§ **Task goal**:
In the forum thread about display drivers, rewrite the passage starting with "how can i download" and going on through "solution for this...", substituting "sp3" for "sp2".

§ **Excerpt to read**:

# [SOLVED] Problem with my display drivers.. help me out



## sreekanya (Oct 9, 2011)

When iam attempting to install my display drives from my drivers cd, it is showing an s3g setup error, and exiting with out installing the driver...
Please help me with this, give me the solution.
how can i download display drivers??
Iam using windows xp sp2 version
Iam having Asus mother board k8vmx series
My processors are AMD Athlon 64

Please find a solution for this...

waiting for the reply...

Sree :sigh:


----------



## koala (Mar 27, 2005)

*Re: Problem with my display drivers.. help me out*

Hi, welcome to TSF

Instead of using the old drivers on your CD, download the latest chipset drivers from here: ASUSTeK Computer Inc. - Motherboards- ASUS K8V-MX

Are you using the onboard/integrated graphics or an AGP card? If it's a card, what make/model?

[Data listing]
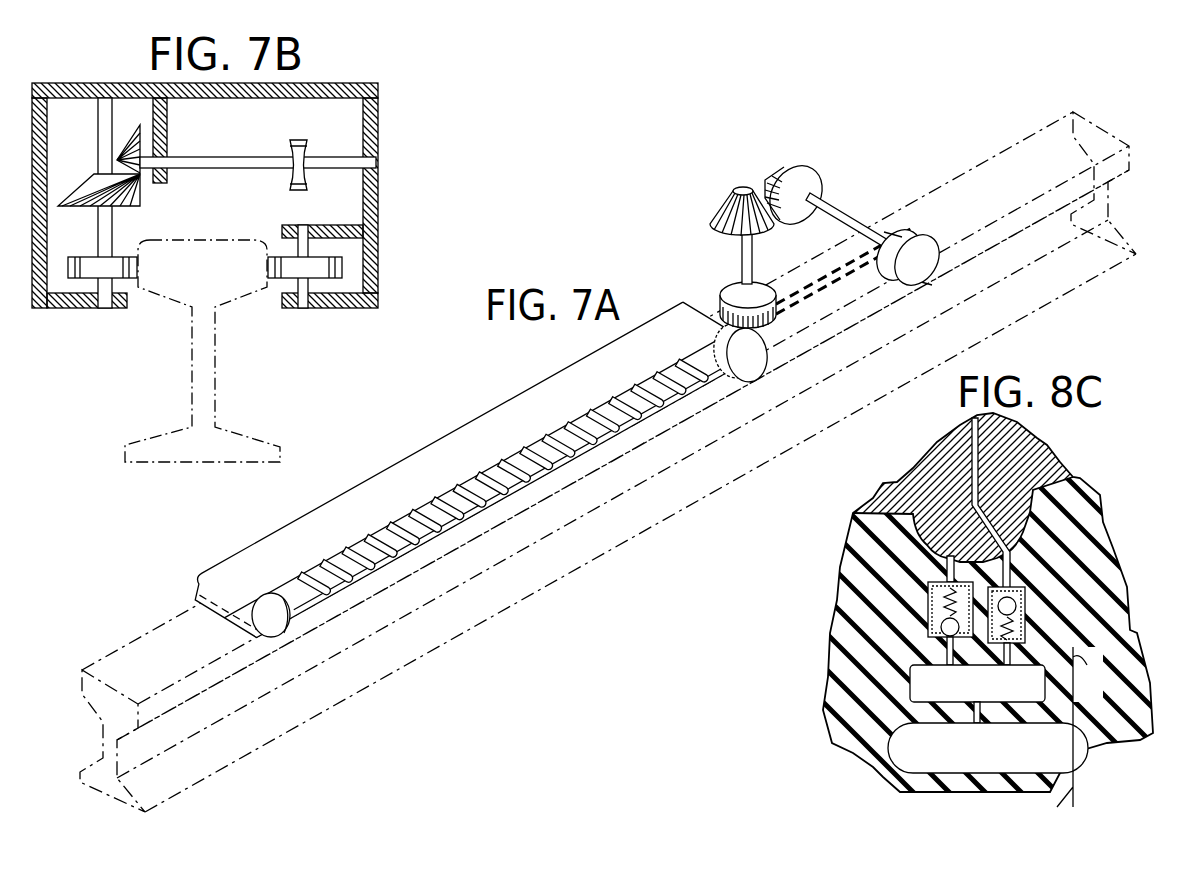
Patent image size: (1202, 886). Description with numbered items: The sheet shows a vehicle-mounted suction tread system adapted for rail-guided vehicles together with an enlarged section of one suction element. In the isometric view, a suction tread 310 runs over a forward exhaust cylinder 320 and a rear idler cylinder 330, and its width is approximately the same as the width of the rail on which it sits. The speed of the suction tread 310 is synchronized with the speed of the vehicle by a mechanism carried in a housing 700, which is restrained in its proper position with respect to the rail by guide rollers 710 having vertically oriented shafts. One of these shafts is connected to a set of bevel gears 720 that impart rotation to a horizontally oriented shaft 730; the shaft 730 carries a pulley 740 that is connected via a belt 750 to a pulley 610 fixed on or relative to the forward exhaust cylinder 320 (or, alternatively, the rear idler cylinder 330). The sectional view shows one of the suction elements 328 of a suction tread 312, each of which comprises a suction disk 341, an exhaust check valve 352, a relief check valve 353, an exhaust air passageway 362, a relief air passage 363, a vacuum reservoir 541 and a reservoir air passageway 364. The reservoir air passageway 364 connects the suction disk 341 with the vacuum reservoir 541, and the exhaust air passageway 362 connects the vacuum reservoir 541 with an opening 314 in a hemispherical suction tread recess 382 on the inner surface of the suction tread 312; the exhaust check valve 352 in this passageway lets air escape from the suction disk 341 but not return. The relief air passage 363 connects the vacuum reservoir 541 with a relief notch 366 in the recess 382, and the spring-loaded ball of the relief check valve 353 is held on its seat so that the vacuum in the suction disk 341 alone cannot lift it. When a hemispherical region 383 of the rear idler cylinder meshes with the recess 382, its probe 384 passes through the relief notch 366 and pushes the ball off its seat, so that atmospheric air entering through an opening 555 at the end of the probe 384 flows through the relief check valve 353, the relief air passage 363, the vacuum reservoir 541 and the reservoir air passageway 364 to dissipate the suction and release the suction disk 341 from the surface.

In FIG. 7A, the suction tread 310 is at (417, 463).
In FIG. 7A, the forward exhaust cylinder 320 is at (700, 348).
In FIG. 7A, the rear idler cylinder 330 is at (273, 622).
In FIG. 7A, the pulley 610 is at (747, 362).
In FIG. 7B, the housing 700 is at (388, 106).
In FIG. 7B, the guide rollers 710 is at (92, 270).
In FIG. 7B, the bevel gears 720 is at (88, 170).
In FIG. 7A, the bevel gears 720 is at (753, 182).
In FIG. 7B, the horizontally oriented shaft 730 is at (243, 160).
In FIG. 7A, the horizontally oriented shaft 730 is at (843, 218).
In FIG. 7B, the pulley 740 is at (293, 190).
In FIG. 7A, the pulley 740 is at (917, 268).
In FIG. 7A, the belt 750 is at (822, 336).
In FIG. 8C, the suction tread 312 is at (830, 737).
In FIG. 8C, the opening 314 is at (852, 557).
In FIG. 8C, the suction elements 328 is at (1093, 727).
In FIG. 8C, the suction disk 341 is at (878, 768).
In FIG. 8C, the exhaust check valve 352 is at (928, 600).
In FIG. 8C, the relief check valve 353 is at (1040, 625).
In FIG. 8C, the exhaust air passageway 362 is at (845, 640).
In FIG. 8C, the relief air passageway 363 is at (988, 748).
In FIG. 8C, the reservoir air passageway 364 is at (840, 710).
In FIG. 8C, the relief notch 366 is at (1040, 555).
In FIG. 8C, the hemispherical suction tread recess 382 is at (900, 538).
In FIG. 8C, the hemispherical region 383 is at (953, 538).
In FIG. 8C, the probe 384 is at (977, 694).
In FIG. 8C, the vacuum reservoir 541 is at (840, 670).
In FIG. 8C, the opening 555 is at (1030, 585).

§ **Solution to the exercise**:
how can i download display drivers??
Iam using windows xp sp3 version
Iam having Asus mother board k8vmx series
My processors are AMD Athlon 64

Please find a solution for this...